### What to work on
Look through the data and write out every line with the word "personnel" in it.

** Start of Dataset entries **

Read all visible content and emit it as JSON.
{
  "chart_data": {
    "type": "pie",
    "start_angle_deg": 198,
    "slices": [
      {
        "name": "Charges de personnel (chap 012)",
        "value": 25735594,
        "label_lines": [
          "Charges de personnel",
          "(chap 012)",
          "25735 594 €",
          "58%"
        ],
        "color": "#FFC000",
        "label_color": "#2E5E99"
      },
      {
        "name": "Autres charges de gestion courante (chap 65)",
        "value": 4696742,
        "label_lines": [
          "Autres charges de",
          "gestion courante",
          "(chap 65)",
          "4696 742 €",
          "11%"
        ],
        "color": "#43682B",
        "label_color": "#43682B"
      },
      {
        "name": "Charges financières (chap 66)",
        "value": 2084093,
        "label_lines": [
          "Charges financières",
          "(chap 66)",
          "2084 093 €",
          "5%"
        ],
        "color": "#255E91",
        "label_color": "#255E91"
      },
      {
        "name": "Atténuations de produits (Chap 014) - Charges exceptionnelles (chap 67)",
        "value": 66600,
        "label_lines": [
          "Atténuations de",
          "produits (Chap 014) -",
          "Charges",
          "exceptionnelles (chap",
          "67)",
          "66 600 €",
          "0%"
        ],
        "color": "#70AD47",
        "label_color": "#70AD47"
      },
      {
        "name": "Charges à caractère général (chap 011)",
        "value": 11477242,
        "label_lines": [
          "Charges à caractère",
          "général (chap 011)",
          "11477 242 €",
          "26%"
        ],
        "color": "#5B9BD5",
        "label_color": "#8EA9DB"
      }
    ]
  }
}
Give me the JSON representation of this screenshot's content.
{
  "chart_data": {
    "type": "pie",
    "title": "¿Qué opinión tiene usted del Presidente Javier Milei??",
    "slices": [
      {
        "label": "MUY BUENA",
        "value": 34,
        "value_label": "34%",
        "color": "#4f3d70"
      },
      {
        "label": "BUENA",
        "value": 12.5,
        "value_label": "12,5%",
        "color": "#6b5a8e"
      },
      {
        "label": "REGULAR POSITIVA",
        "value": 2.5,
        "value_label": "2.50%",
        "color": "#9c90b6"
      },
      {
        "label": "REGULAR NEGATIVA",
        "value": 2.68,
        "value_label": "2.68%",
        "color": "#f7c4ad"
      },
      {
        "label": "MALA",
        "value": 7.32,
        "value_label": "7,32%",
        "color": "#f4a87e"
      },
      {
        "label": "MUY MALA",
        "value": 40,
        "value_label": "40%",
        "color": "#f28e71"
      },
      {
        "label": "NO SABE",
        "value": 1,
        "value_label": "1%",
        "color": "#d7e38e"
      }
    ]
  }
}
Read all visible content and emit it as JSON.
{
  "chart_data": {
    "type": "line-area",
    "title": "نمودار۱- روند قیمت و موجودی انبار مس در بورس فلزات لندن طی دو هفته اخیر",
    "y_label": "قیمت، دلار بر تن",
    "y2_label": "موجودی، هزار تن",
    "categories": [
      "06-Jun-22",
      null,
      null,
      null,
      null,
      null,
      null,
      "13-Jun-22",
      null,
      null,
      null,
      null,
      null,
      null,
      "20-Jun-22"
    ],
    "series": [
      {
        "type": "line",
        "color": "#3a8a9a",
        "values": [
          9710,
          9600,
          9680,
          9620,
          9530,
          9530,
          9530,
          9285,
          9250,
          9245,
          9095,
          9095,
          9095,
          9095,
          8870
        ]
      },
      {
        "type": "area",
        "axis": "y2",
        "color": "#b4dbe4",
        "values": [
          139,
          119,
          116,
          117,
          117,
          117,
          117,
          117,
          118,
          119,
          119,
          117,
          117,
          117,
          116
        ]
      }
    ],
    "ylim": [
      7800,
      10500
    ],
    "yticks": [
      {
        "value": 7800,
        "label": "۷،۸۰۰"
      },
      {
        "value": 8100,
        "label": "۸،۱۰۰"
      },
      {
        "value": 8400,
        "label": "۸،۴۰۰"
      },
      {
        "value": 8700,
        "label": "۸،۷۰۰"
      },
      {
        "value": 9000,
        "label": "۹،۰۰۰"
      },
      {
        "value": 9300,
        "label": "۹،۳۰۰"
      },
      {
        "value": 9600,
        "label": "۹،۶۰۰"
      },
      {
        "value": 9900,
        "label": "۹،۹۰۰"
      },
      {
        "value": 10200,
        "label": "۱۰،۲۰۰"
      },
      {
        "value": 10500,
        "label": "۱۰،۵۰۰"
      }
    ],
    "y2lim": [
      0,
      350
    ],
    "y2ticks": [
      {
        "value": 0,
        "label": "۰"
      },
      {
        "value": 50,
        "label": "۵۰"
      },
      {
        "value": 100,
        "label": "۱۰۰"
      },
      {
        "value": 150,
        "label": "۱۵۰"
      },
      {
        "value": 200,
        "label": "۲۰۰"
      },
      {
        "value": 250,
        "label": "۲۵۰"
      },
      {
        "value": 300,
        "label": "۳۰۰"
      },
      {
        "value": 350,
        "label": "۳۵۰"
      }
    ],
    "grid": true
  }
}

** End of Dataset entries **

### Written answer
        "name": "Charges de personnel (chap 012)",
          "Charges de personnel",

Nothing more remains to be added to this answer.